* **DIRECTIONS**
Will you give the material below again, every line exactly as it is?

* **MATERIAL SUPPLIED**

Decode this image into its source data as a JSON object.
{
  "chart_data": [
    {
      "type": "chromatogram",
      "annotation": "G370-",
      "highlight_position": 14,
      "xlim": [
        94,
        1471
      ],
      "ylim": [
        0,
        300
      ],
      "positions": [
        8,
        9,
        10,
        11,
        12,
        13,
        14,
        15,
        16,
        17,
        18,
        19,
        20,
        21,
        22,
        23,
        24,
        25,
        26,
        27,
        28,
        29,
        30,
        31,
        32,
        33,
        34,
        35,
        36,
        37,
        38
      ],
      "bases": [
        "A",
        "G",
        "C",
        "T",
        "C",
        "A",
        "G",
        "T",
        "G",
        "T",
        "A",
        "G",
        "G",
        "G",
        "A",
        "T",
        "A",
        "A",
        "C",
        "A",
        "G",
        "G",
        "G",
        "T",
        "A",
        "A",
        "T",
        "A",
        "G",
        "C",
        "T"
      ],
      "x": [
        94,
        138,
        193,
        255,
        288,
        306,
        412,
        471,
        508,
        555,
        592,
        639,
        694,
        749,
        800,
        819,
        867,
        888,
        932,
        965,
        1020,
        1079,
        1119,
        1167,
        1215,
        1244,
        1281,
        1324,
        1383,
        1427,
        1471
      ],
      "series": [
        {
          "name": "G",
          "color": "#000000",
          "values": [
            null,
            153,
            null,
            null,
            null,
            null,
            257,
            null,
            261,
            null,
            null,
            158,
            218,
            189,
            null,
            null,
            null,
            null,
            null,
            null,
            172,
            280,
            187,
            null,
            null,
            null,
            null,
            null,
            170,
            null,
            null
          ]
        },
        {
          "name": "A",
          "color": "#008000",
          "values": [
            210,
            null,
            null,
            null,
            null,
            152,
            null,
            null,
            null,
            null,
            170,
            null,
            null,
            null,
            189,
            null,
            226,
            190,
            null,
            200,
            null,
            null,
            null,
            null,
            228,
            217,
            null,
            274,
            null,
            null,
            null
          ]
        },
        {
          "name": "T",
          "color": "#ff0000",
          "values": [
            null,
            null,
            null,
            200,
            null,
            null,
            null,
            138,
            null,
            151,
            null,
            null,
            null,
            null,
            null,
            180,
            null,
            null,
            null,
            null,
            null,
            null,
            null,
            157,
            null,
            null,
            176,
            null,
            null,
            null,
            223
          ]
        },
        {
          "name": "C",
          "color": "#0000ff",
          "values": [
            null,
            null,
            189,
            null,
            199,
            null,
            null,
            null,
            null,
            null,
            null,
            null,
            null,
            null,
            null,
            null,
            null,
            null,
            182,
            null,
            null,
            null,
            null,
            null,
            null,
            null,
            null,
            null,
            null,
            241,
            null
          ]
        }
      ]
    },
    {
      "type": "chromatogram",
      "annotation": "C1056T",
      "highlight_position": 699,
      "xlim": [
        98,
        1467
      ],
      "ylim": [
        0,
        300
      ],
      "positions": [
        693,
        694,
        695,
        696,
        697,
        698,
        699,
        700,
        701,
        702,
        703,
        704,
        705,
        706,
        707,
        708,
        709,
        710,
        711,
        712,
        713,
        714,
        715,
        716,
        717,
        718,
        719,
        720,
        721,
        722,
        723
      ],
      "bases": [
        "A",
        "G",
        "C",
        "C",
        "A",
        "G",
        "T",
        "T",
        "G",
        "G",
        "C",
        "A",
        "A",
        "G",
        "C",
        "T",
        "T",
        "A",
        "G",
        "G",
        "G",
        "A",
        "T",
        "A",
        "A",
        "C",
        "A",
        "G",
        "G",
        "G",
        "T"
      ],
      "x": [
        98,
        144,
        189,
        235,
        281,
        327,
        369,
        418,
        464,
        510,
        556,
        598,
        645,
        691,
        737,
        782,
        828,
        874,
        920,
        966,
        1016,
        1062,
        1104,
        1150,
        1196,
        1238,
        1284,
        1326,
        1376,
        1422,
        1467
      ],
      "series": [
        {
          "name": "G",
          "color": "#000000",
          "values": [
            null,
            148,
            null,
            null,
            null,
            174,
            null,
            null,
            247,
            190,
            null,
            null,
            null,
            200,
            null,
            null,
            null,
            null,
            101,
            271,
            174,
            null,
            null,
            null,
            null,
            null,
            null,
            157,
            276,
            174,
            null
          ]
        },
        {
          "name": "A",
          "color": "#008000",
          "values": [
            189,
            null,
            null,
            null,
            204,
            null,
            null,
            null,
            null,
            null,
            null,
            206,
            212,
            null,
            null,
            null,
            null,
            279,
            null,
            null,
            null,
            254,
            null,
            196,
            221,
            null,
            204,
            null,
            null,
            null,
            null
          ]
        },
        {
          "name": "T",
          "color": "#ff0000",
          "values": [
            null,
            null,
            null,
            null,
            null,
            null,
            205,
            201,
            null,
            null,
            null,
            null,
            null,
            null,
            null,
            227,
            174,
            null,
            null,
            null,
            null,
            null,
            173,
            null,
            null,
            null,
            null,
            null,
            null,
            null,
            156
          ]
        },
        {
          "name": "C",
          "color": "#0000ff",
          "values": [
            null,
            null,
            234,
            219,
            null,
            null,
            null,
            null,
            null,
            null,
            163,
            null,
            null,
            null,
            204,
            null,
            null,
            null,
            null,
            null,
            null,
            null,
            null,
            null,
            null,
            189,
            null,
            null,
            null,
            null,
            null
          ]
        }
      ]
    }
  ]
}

* **ANSWER IN FULL**
Decode this image into its source data as a JSON object.
{
  "chart_data": [
    {
      "type": "chromatogram",
      "annotation": "G370-",
      "highlight_position": 14,
      "xlim": [
        94,
        1471
      ],
      "ylim": [
        0,
        300
      ],
      "positions": [
        8,
        9,
        10,
        11,
        12,
        13,
        14,
        15,
        16,
        17,
        18,
        19,
        20,
        21,
        22,
        23,
        24,
        25,
        26,
        27,
        28,
        29,
        30,
        31,
        32,
        33,
        34,
        35,
        36,
        37,
        38
      ],
      "bases": [
        "A",
        "G",
        "C",
        "T",
        "C",
        "A",
        "G",
        "T",
        "G",
        "T",
        "A",
        "G",
        "G",
        "G",
        "A",
        "T",
        "A",
        "A",
        "C",
        "A",
        "G",
        "G",
        "G",
        "T",
        "A",
        "A",
        "T",
        "A",
        "G",
        "C",
        "T"
      ],
      "x": [
        94,
        138,
        193,
        255,
        288,
        306,
        412,
        471,
        508,
        555,
        592,
        639,
        694,
        749,
        800,
        819,
        867,
        888,
        932,
        965,
        1020,
        1079,
        1119,
        1167,
        1215,
        1244,
        1281,
        1324,
        1383,
        1427,
        1471
      ],
      "series": [
        {
          "name": "G",
          "color": "#000000",
          "values": [
            null,
            153,
            null,
            null,
            null,
            null,
            257,
            null,
            261,
            null,
            null,
            158,
            218,
            189,
            null,
            null,
            null,
            null,
            null,
            null,
            172,
            280,
            187,
            null,
            null,
            null,
            null,
            null,
            170,
            null,
            null
          ]
        },
        {
          "name": "A",
          "color": "#008000",
          "values": [
            210,
            null,
            null,
            null,
            null,
            152,
            null,
            null,
            null,
            null,
            170,
            null,
            null,
            null,
            189,
            null,
            226,
            190,
            null,
            200,
            null,
            null,
            null,
            null,
            228,
            217,
            null,
            274,
            null,
            null,
            null
          ]
        },
        {
          "name": "T",
          "color": "#ff0000",
          "values": [
            null,
            null,
            null,
            200,
            null,
            null,
            null,
            138,
            null,
            151,
            null,
            null,
            null,
            null,
            null,
            180,
            null,
            null,
            null,
            null,
            null,
            null,
            null,
            157,
            null,
            null,
            176,
            null,
            null,
            null,
            223
          ]
        },
        {
          "name": "C",
          "color": "#0000ff",
          "values": [
            null,
            null,
            189,
            null,
            199,
            null,
            null,
            null,
            null,
            null,
            null,
            null,
            null,
            null,
            null,
            null,
            null,
            null,
            182,
            null,
            null,
            null,
            null,
            null,
            null,
            null,
            null,
            null,
            null,
            241,
            null
          ]
        }
      ]
    },
    {
      "type": "chromatogram",
      "annotation": "C1056T",
      "highlight_position": 699,
      "xlim": [
        98,
        1467
      ],
      "ylim": [
        0,
        300
      ],
      "positions": [
        693,
        694,
        695,
        696,
        697,
        698,
        699,
        700,
        701,
        702,
        703,
        704,
        705,
        706,
        707,
        708,
        709,
        710,
        711,
        712,
        713,
        714,
        715,
        716,
        717,
        718,
        719,
        720,
        721,
        722,
        723
      ],
      "bases": [
        "A",
        "G",
        "C",
        "C",
        "A",
        "G",
        "T",
        "T",
        "G",
        "G",
        "C",
        "A",
        "A",
        "G",
        "C",
        "T",
        "T",
        "A",
        "G",
        "G",
        "G",
        "A",
        "T",
        "A",
        "A",
        "C",
        "A",
        "G",
        "G",
        "G",
        "T"
      ],
      "x": [
        98,
        144,
        189,
        235,
        281,
        327,
        369,
        418,
        464,
        510,
        556,
        598,
        645,
        691,
        737,
        782,
        828,
        874,
        920,
        966,
        1016,
        1062,
        1104,
        1150,
        1196,
        1238,
        1284,
        1326,
        1376,
        1422,
        1467
      ],
      "series": [
        {
          "name": "G",
          "color": "#000000",
          "values": [
            null,
            148,
            null,
            null,
            null,
            174,
            null,
            null,
            247,
            190,
            null,
            null,
            null,
            200,
            null,
            null,
            null,
            null,
            101,
            271,
            174,
            null,
            null,
            null,
            null,
            null,
            null,
            157,
            276,
            174,
            null
          ]
        },
        {
          "name": "A",
          "color": "#008000",
          "values": [
            189,
            null,
            null,
            null,
            204,
            null,
            null,
            null,
            null,
            null,
            null,
            206,
            212,
            null,
            null,
            null,
            null,
            279,
            null,
            null,
            null,
            254,
            null,
            196,
            221,
            null,
            204,
            null,
            null,
            null,
            null
          ]
        },
        {
          "name": "T",
          "color": "#ff0000",
          "values": [
            null,
            null,
            null,
            null,
            null,
            null,
            205,
            201,
            null,
            null,
            null,
            null,
            null,
            null,
            null,
            227,
            174,
            null,
            null,
            null,
            null,
            null,
            173,
            null,
            null,
            null,
            null,
            null,
            null,
            null,
            156
          ]
        },
        {
          "name": "C",
          "color": "#0000ff",
          "values": [
            null,
            null,
            234,
            219,
            null,
            null,
            null,
            null,
            null,
            null,
            163,
            null,
            null,
            null,
            204,
            null,
            null,
            null,
            null,
            null,
            null,
            null,
            null,
            null,
            null,
            189,
            null,
            null,
            null,
            null,
            null
          ]
        }
      ]
    }
  ]
}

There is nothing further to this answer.